[TASK TO COMPLETE]: Of the lines listed below, how many contain the string "JSON"? Answer with the number alone.

Records about charts and figures:
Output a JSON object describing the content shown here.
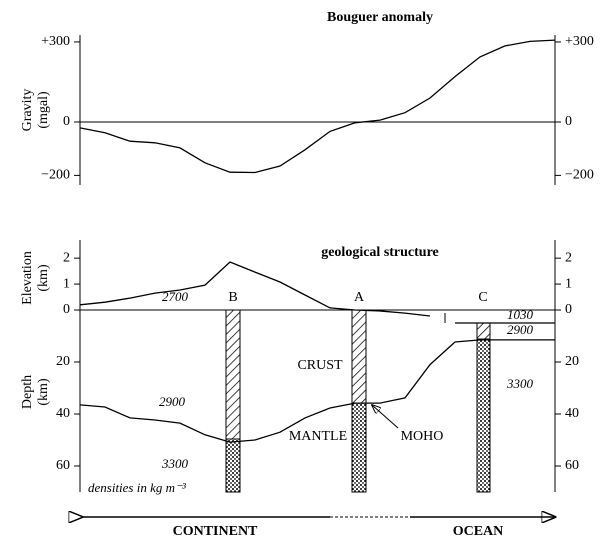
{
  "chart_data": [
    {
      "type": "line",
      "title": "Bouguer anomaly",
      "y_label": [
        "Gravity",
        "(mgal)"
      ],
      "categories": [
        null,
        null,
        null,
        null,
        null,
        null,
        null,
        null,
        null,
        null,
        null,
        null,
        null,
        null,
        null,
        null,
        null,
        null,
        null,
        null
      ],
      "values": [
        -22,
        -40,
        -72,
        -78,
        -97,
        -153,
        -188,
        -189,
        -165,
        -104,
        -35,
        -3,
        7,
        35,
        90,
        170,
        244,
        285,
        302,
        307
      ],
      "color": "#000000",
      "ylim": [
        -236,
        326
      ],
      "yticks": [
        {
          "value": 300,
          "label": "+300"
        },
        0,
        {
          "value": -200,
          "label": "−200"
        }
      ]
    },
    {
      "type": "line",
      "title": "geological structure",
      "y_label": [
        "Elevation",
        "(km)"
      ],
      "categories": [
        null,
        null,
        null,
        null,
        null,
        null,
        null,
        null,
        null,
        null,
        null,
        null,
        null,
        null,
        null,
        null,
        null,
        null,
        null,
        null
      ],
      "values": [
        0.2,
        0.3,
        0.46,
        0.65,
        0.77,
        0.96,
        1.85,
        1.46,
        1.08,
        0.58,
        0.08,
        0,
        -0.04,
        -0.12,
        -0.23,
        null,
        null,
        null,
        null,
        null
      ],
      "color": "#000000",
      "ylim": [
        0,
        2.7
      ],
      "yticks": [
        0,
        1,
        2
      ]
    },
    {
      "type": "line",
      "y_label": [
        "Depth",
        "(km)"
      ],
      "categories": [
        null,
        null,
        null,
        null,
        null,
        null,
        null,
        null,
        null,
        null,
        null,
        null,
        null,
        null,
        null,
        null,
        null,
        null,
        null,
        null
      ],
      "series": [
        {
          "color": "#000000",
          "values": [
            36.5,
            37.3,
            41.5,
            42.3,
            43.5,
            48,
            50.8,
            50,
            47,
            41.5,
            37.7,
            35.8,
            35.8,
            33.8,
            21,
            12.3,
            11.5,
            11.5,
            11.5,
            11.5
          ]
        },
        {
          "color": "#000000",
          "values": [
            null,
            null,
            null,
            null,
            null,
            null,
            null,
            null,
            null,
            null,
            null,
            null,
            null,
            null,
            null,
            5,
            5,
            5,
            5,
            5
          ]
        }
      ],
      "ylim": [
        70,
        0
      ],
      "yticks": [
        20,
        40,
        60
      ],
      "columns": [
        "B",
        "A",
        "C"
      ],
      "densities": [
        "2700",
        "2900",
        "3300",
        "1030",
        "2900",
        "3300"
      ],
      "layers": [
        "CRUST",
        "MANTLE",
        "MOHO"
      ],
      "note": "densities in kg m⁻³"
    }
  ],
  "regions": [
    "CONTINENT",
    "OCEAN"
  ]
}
---
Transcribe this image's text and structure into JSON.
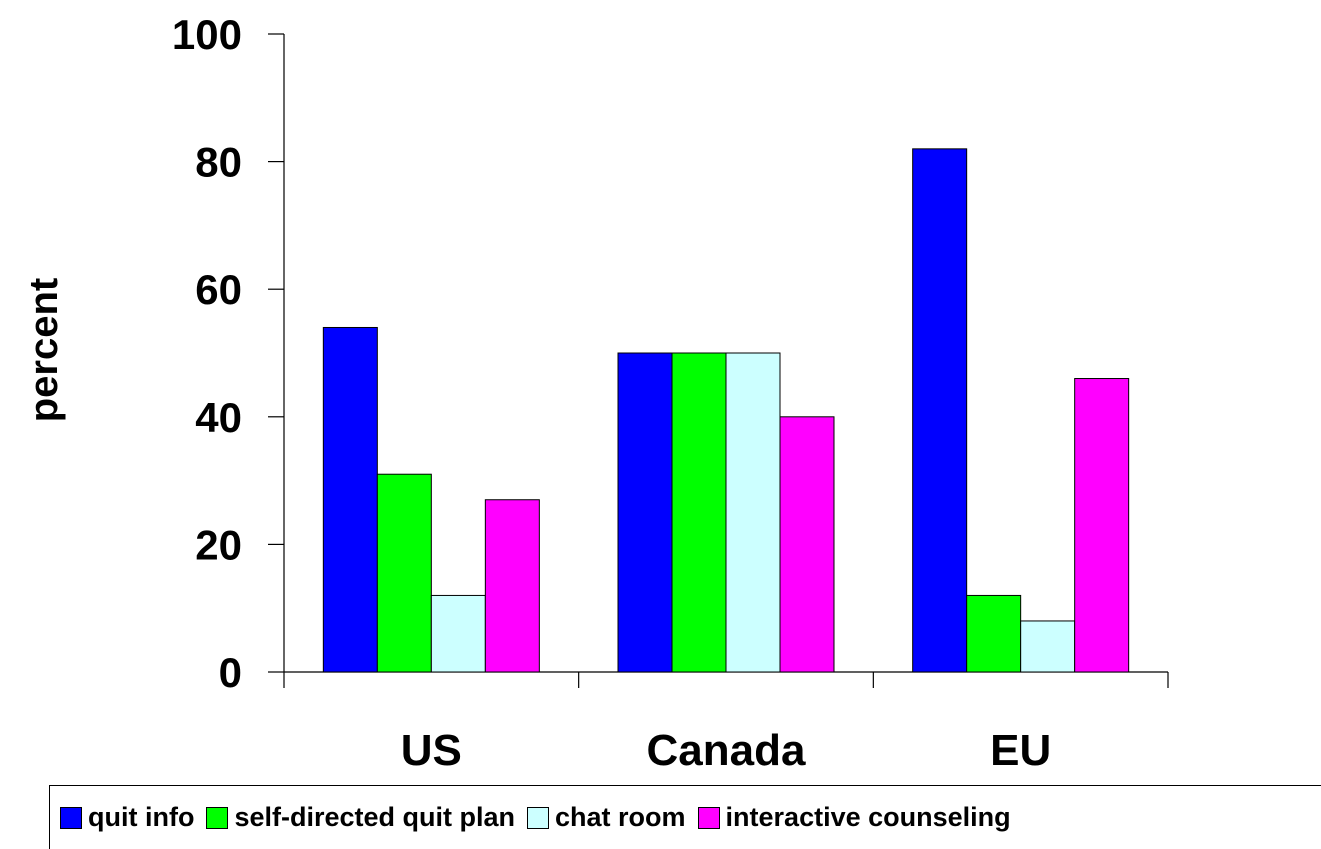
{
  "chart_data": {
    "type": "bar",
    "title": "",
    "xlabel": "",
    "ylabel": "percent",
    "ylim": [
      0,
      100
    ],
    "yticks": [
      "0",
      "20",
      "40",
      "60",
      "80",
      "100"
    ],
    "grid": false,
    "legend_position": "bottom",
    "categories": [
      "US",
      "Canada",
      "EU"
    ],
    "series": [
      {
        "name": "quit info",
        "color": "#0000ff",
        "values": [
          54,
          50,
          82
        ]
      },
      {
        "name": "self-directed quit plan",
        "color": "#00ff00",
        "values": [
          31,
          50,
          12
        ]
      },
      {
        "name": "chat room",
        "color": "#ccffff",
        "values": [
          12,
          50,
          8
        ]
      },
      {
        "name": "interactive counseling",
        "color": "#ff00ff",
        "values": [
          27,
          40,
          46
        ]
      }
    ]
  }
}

[OUTPUT]: 2